SUPPLIED DATA:
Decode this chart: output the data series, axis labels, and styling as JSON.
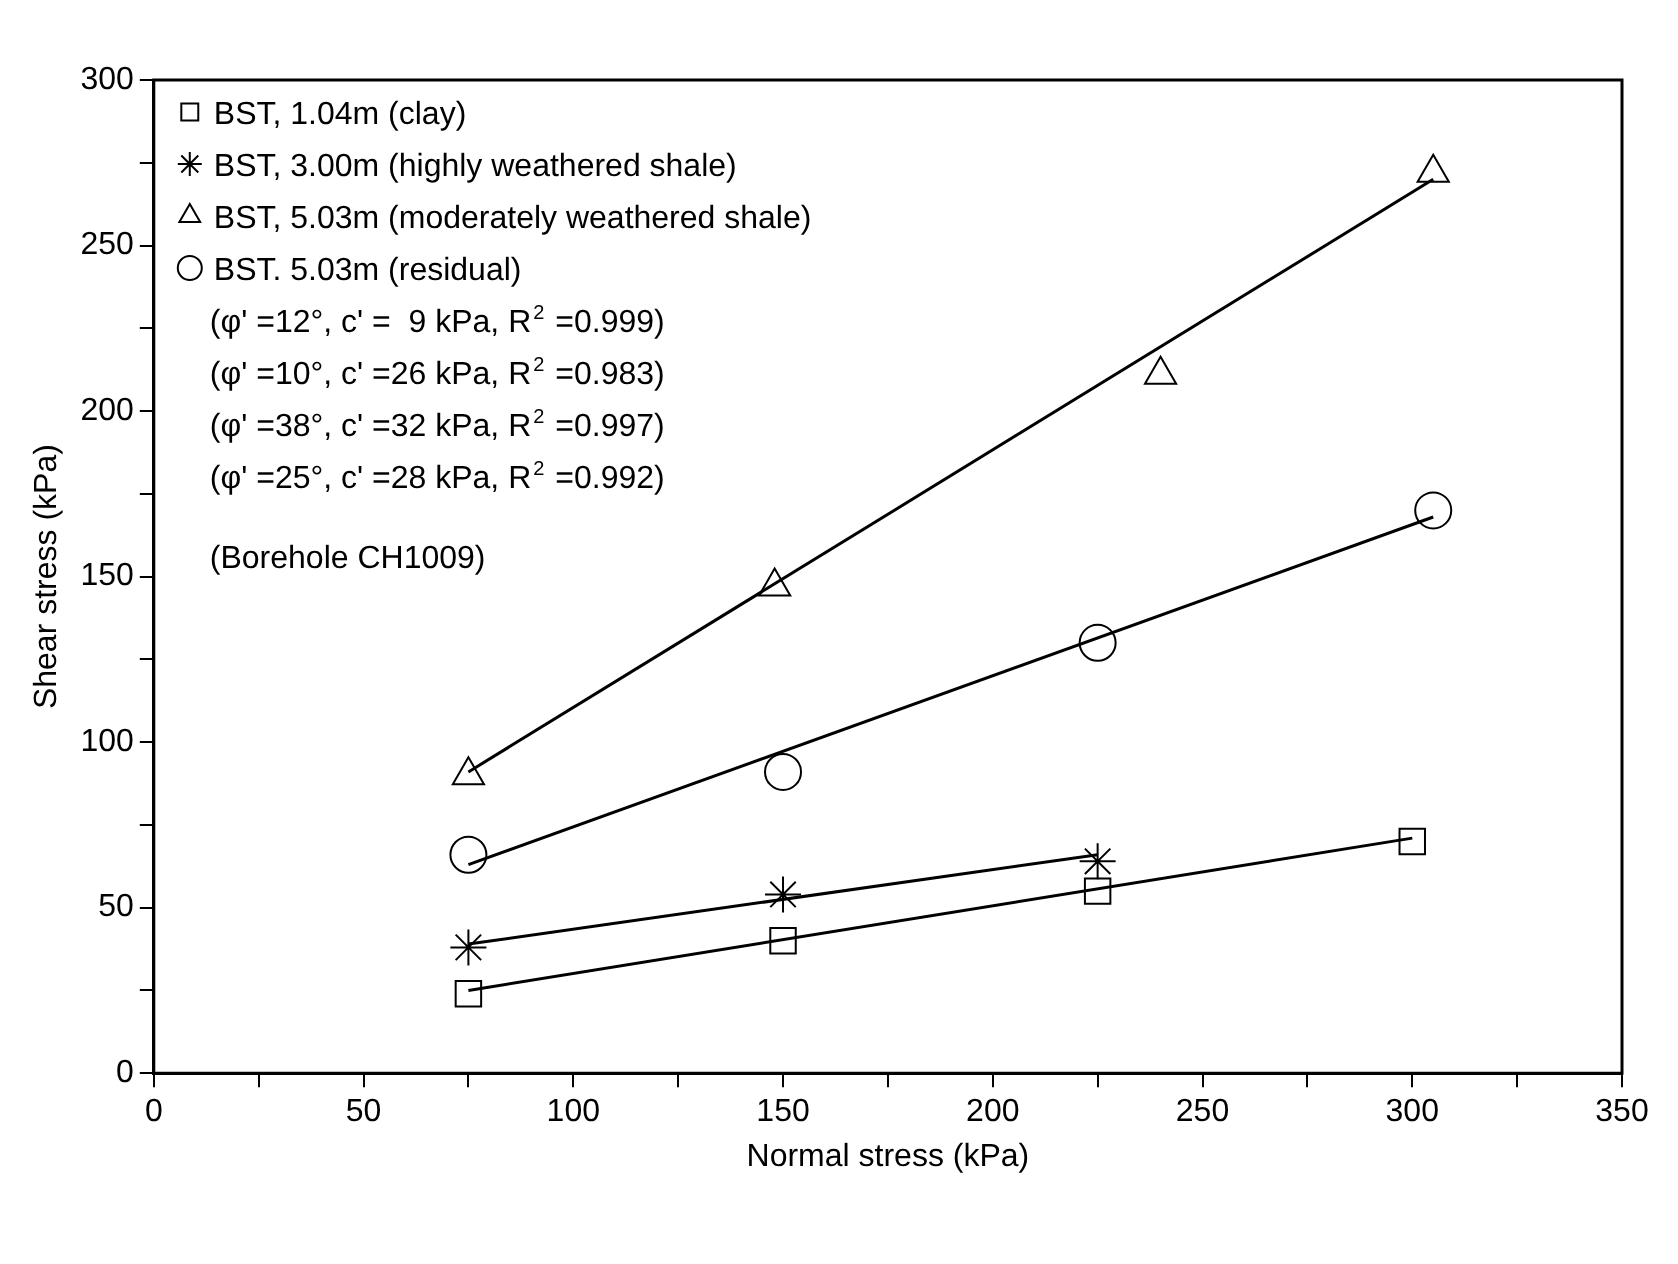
{
  "chart_data": {
    "type": "scatter",
    "xlabel": "Normal stress (kPa)",
    "ylabel": "Shear stress (kPa)",
    "xlim": [
      0,
      350
    ],
    "xticks": [
      0,
      {
        "value": 25,
        "label": null
      },
      50,
      {
        "value": 75,
        "label": null
      },
      100,
      {
        "value": 125,
        "label": null
      },
      150,
      {
        "value": 175,
        "label": null
      },
      200,
      {
        "value": 225,
        "label": null
      },
      250,
      {
        "value": 275,
        "label": null
      },
      300,
      {
        "value": 325,
        "label": null
      },
      350
    ],
    "ylim": [
      0,
      300
    ],
    "yticks": [
      0,
      {
        "value": 25,
        "label": null
      },
      50,
      {
        "value": 75,
        "label": null
      },
      100,
      {
        "value": 125,
        "label": null
      },
      150,
      {
        "value": 175,
        "label": null
      },
      200,
      {
        "value": 225,
        "label": null
      },
      250,
      {
        "value": 275,
        "label": null
      },
      300
    ],
    "grid": false,
    "legend": "top left",
    "series": [
      {
        "name": "BST, 1.04m (clay)",
        "color": "#000000",
        "marker": "square",
        "x": [
          75,
          150,
          225,
          300
        ],
        "values": [
          24,
          40,
          55,
          70
        ]
      },
      {
        "name": "BST, 3.00m (highly weathered shale)",
        "color": "#000000",
        "marker": "cross",
        "x": [
          75,
          150,
          225
        ],
        "values": [
          38,
          54,
          64
        ]
      },
      {
        "name": "BST, 5.03m (moderately weathered shale)",
        "color": "#000000",
        "marker": "triangle",
        "x": [
          75,
          148,
          240,
          305
        ],
        "values": [
          90,
          147,
          211,
          272
        ]
      },
      {
        "name": "BST. 5.03m (residual)",
        "color": "#000000",
        "marker": "circle",
        "x": [
          75,
          150,
          225,
          305
        ],
        "values": [
          66,
          91,
          130,
          170
        ]
      },
      {
        "type": "line",
        "color": "#000000",
        "marker": "none",
        "x": [
          75,
          300
        ],
        "values": [
          25,
          71
        ]
      },
      {
        "type": "line",
        "color": "#000000",
        "marker": "none",
        "x": [
          75,
          225
        ],
        "values": [
          39,
          66
        ]
      },
      {
        "type": "line",
        "color": "#000000",
        "marker": "none",
        "x": [
          75,
          305
        ],
        "values": [
          91,
          270
        ]
      },
      {
        "type": "line",
        "color": "#000000",
        "marker": "none",
        "x": [
          75,
          305
        ],
        "values": [
          63,
          168
        ]
      }
    ],
    "annotations": [
      "(φ' =12°, c' =  9 kPa, R$^{2}$ =0.999)",
      "(φ' =10°, c' =26 kPa, R$^{2}$ =0.983)",
      "(φ' =38°, c' =32 kPa, R$^{2}$ =0.997)",
      "(φ' =25°, c' =28 kPa, R$^{2}$ =0.992)",
      "(Borehole CH1009)"
    ]
  }
}
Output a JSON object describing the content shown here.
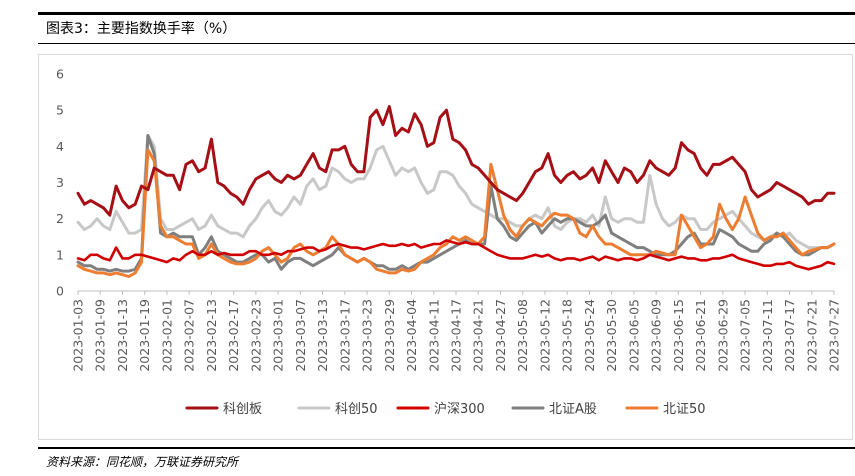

PROBLEM DETAILS: Without including the pictures, return each record above exactly as it stands.

TASK RESPONSE:
Decode this chart: output the data series, axis labels, and styling as JSON.
{
  "chart_data": {
    "type": "scatter",
    "xlabel": "Normal stress (kPa)",
    "ylabel": "Shear stress (kPa)",
    "xlim": [
      0,
      350
    ],
    "xticks": [
      0,
      {
        "value": 25,
        "label": null
      },
      50,
      {
        "value": 75,
        "label": null
      },
      100,
      {
        "value": 125,
        "label": null
      },
      150,
      {
        "value": 175,
        "label": null
      },
      200,
      {
        "value": 225,
        "label": null
      },
      250,
      {
        "value": 275,
        "label": null
      },
      300,
      {
        "value": 325,
        "label": null
      },
      350
    ],
    "ylim": [
      0,
      300
    ],
    "yticks": [
      0,
      {
        "value": 25,
        "label": null
      },
      50,
      {
        "value": 75,
        "label": null
      },
      100,
      {
        "value": 125,
        "label": null
      },
      150,
      {
        "value": 175,
        "label": null
      },
      200,
      {
        "value": 225,
        "label": null
      },
      250,
      {
        "value": 275,
        "label": null
      },
      300
    ],
    "grid": false,
    "legend": "top left",
    "series": [
      {
        "name": "BST, 1.04m (clay)",
        "color": "#000000",
        "marker": "square",
        "x": [
          75,
          150,
          225,
          300
        ],
        "values": [
          24,
          40,
          55,
          70
        ]
      },
      {
        "name": "BST, 3.00m (highly weathered shale)",
        "color": "#000000",
        "marker": "cross",
        "x": [
          75,
          150,
          225
        ],
        "values": [
          38,
          54,
          64
        ]
      },
      {
        "name": "BST, 5.03m (moderately weathered shale)",
        "color": "#000000",
        "marker": "triangle",
        "x": [
          75,
          148,
          240,
          305
        ],
        "values": [
          90,
          147,
          211,
          272
        ]
      },
      {
        "name": "BST. 5.03m (residual)",
        "color": "#000000",
        "marker": "circle",
        "x": [
          75,
          150,
          225,
          305
        ],
        "values": [
          66,
          91,
          130,
          170
        ]
      },
      {
        "type": "line",
        "color": "#000000",
        "marker": "none",
        "x": [
          75,
          300
        ],
        "values": [
          25,
          71
        ]
      },
      {
        "type": "line",
        "color": "#000000",
        "marker": "none",
        "x": [
          75,
          225
        ],
        "values": [
          39,
          66
        ]
      },
      {
        "type": "line",
        "color": "#000000",
        "marker": "none",
        "x": [
          75,
          305
        ],
        "values": [
          91,
          270
        ]
      },
      {
        "type": "line",
        "color": "#000000",
        "marker": "none",
        "x": [
          75,
          305
        ],
        "values": [
          63,
          168
        ]
      }
    ],
    "annotations": [
      "(φ' =12°, c' =  9 kPa, R$^{2}$ =0.999)",
      "(φ' =10°, c' =26 kPa, R$^{2}$ =0.983)",
      "(φ' =38°, c' =32 kPa, R$^{2}$ =0.997)",
      "(φ' =25°, c' =28 kPa, R$^{2}$ =0.992)",
      "(Borehole CH1009)"
    ]
  }
}
Output a JSON object describing the content shown here.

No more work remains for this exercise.